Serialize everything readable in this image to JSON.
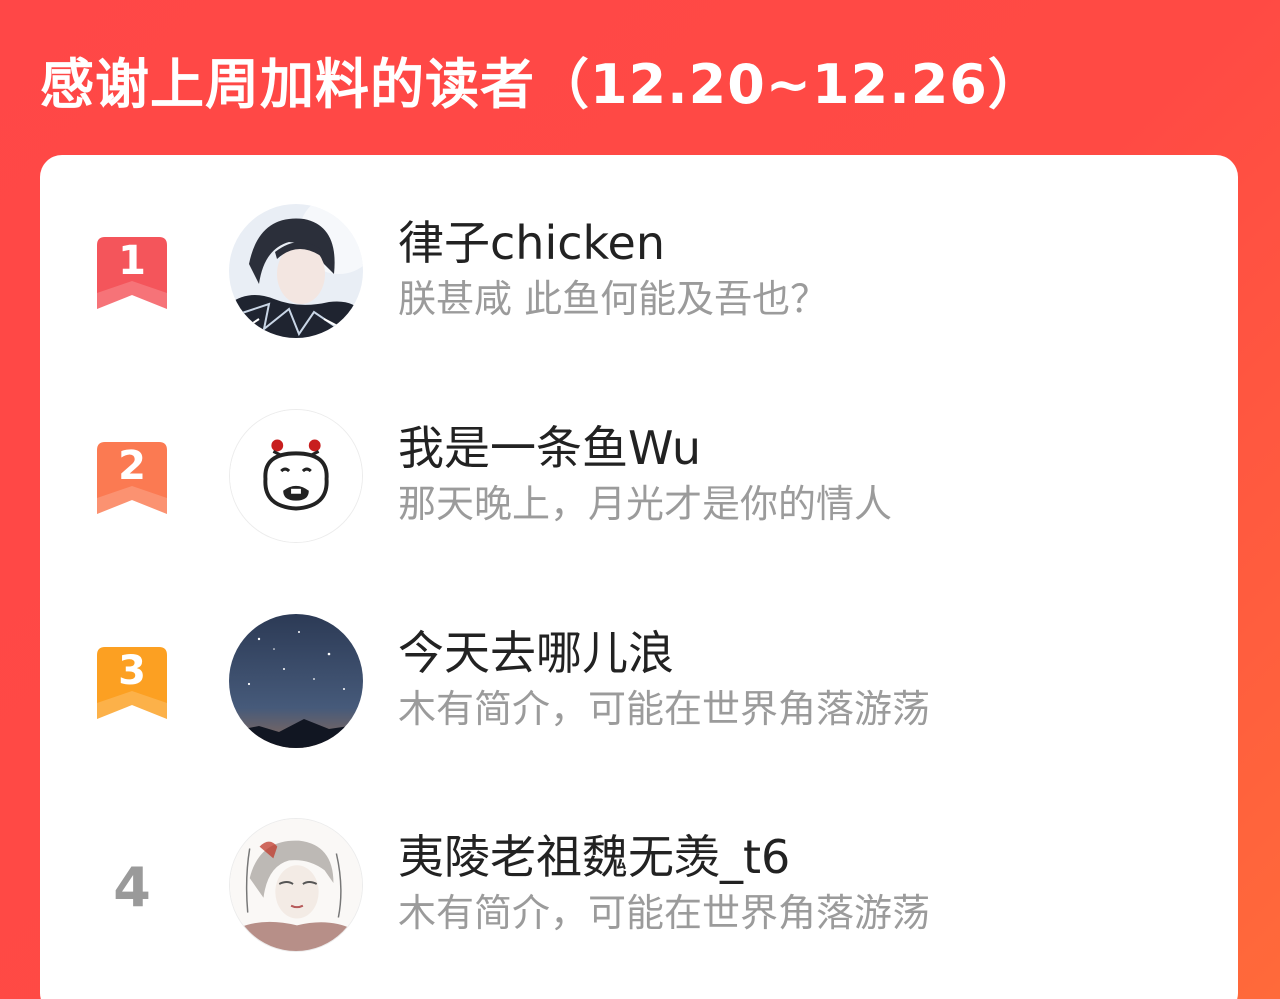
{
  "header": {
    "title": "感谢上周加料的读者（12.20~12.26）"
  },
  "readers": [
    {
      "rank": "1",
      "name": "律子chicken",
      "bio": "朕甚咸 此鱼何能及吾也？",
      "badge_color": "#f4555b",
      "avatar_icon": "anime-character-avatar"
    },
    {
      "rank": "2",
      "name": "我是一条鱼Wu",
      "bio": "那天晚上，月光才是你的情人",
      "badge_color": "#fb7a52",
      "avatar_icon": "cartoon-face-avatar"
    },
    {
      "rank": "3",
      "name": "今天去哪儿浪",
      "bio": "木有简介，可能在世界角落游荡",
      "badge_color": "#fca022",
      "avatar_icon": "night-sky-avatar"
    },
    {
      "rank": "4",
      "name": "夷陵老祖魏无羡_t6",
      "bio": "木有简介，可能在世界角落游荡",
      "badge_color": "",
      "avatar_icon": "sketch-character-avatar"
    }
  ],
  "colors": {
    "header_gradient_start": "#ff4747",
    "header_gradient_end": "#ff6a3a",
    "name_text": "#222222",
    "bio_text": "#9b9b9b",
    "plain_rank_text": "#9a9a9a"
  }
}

**Written request:**
Transcribe each line above verbatim, with the pictures left out.

**Finished task:**
Serialize everything readable in this image to JSON.
{
  "header": {
    "title": "感谢上周加料的读者（12.20~12.26）"
  },
  "readers": [
    {
      "rank": "1",
      "name": "律子chicken",
      "bio": "朕甚咸 此鱼何能及吾也？",
      "badge_color": "#f4555b",
      "avatar_icon": "anime-character-avatar"
    },
    {
      "rank": "2",
      "name": "我是一条鱼Wu",
      "bio": "那天晚上，月光才是你的情人",
      "badge_color": "#fb7a52",
      "avatar_icon": "cartoon-face-avatar"
    },
    {
      "rank": "3",
      "name": "今天去哪儿浪",
      "bio": "木有简介，可能在世界角落游荡",
      "badge_color": "#fca022",
      "avatar_icon": "night-sky-avatar"
    },
    {
      "rank": "4",
      "name": "夷陵老祖魏无羡_t6",
      "bio": "木有简介，可能在世界角落游荡",
      "badge_color": "",
      "avatar_icon": "sketch-character-avatar"
    }
  ],
  "colors": {
    "header_gradient_start": "#ff4747",
    "header_gradient_end": "#ff6a3a",
    "name_text": "#222222",
    "bio_text": "#9b9b9b",
    "plain_rank_text": "#9a9a9a"
  }
}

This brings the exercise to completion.